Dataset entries
-- begin --
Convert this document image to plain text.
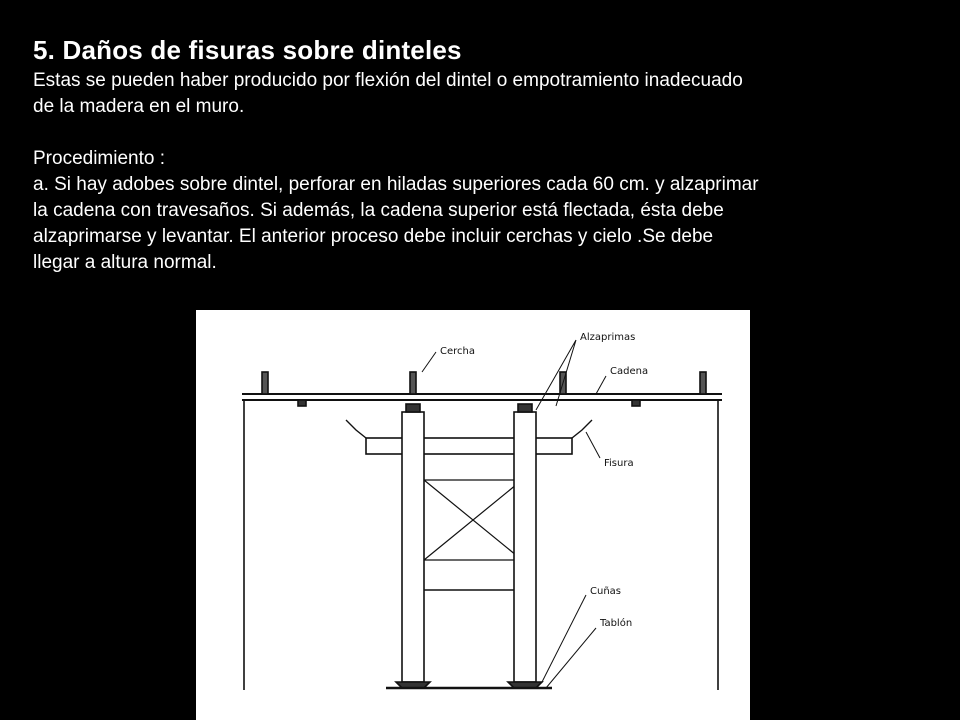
5. Daños de fisuras sobre dinteles

Estas se pueden haber producido por flexión del dintel o empotramiento inadecuado

de la madera en el muro.

Procedimiento :

a. Si hay adobes sobre dintel, perforar en hiladas superiores cada 60 cm. y alzaprimar

la cadena con travesaños. Si además, la cadena superior está flectada, ésta debe

alzaprimarse y levantar. El anterior proceso debe incluir cerchas y cielo .Se debe

llegar a altura normal.

Cercha
Alzaprimas
Cadena
Fisura
Cuñas
Tablón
-- end --
### WHAT IS ASKED
Leave the pictures out and reproduce all of the records exactly.

### TASK RESPONSE
Convert this document image to plain text.
5. Daños de fisuras sobre dinteles

Estas se pueden haber producido por flexión del dintel o empotramiento inadecuado

de la madera en el muro.

Procedimiento :

a. Si hay adobes sobre dintel, perforar en hiladas superiores cada 60 cm. y alzaprimar

la cadena con travesaños. Si además, la cadena superior está flectada, ésta debe

alzaprimarse y levantar. El anterior proceso debe incluir cerchas y cielo .Se debe

llegar a altura normal.

Cercha
Alzaprimas
Cadena
Fisura
Cuñas
Tablón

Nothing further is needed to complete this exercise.